§ EXERCISE: Write out, precisely and in full, each line of the material.

##### MATERIAL PROVIDED #####

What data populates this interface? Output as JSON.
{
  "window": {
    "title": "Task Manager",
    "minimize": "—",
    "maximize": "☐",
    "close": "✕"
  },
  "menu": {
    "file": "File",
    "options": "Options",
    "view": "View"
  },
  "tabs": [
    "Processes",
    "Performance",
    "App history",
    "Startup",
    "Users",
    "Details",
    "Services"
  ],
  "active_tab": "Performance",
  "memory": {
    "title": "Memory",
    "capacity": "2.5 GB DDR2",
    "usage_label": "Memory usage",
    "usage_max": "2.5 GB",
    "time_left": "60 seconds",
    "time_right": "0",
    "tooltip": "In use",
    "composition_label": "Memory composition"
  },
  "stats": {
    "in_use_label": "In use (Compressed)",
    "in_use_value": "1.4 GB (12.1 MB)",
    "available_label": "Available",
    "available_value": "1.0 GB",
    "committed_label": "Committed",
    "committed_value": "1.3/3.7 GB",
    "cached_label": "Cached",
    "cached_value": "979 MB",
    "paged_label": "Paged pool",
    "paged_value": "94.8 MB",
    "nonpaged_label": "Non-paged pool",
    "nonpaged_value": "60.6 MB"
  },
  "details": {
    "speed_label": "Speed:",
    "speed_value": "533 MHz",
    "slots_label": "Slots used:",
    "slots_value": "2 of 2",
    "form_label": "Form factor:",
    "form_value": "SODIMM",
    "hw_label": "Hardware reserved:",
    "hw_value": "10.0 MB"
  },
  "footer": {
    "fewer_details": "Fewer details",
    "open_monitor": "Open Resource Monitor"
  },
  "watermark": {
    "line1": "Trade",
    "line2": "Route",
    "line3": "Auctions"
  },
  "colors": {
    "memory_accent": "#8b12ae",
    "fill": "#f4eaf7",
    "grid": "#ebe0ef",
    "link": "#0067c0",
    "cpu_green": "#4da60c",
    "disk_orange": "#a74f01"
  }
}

#####

§ SOLVED EXERCISE:
What data populates this interface? Output as JSON.
{
  "window": {
    "title": "Task Manager",
    "minimize": "—",
    "maximize": "☐",
    "close": "✕"
  },
  "menu": {
    "file": "File",
    "options": "Options",
    "view": "View"
  },
  "tabs": [
    "Processes",
    "Performance",
    "App history",
    "Startup",
    "Users",
    "Details",
    "Services"
  ],
  "active_tab": "Performance",
  "memory": {
    "title": "Memory",
    "capacity": "2.5 GB DDR2",
    "usage_label": "Memory usage",
    "usage_max": "2.5 GB",
    "time_left": "60 seconds",
    "time_right": "0",
    "tooltip": "In use",
    "composition_label": "Memory composition"
  },
  "stats": {
    "in_use_label": "In use (Compressed)",
    "in_use_value": "1.4 GB (12.1 MB)",
    "available_label": "Available",
    "available_value": "1.0 GB",
    "committed_label": "Committed",
    "committed_value": "1.3/3.7 GB",
    "cached_label": "Cached",
    "cached_value": "979 MB",
    "paged_label": "Paged pool",
    "paged_value": "94.8 MB",
    "nonpaged_label": "Non-paged pool",
    "nonpaged_value": "60.6 MB"
  },
  "details": {
    "speed_label": "Speed:",
    "speed_value": "533 MHz",
    "slots_label": "Slots used:",
    "slots_value": "2 of 2",
    "form_label": "Form factor:",
    "form_value": "SODIMM",
    "hw_label": "Hardware reserved:",
    "hw_value": "10.0 MB"
  },
  "footer": {
    "fewer_details": "Fewer details",
    "open_monitor": "Open Resource Monitor"
  },
  "watermark": {
    "line1": "Trade",
    "line2": "Route",
    "line3": "Auctions"
  },
  "colors": {
    "memory_accent": "#8b12ae",
    "fill": "#f4eaf7",
    "grid": "#ebe0ef",
    "link": "#0067c0",
    "cpu_green": "#4da60c",
    "disk_orange": "#a74f01"
  }
}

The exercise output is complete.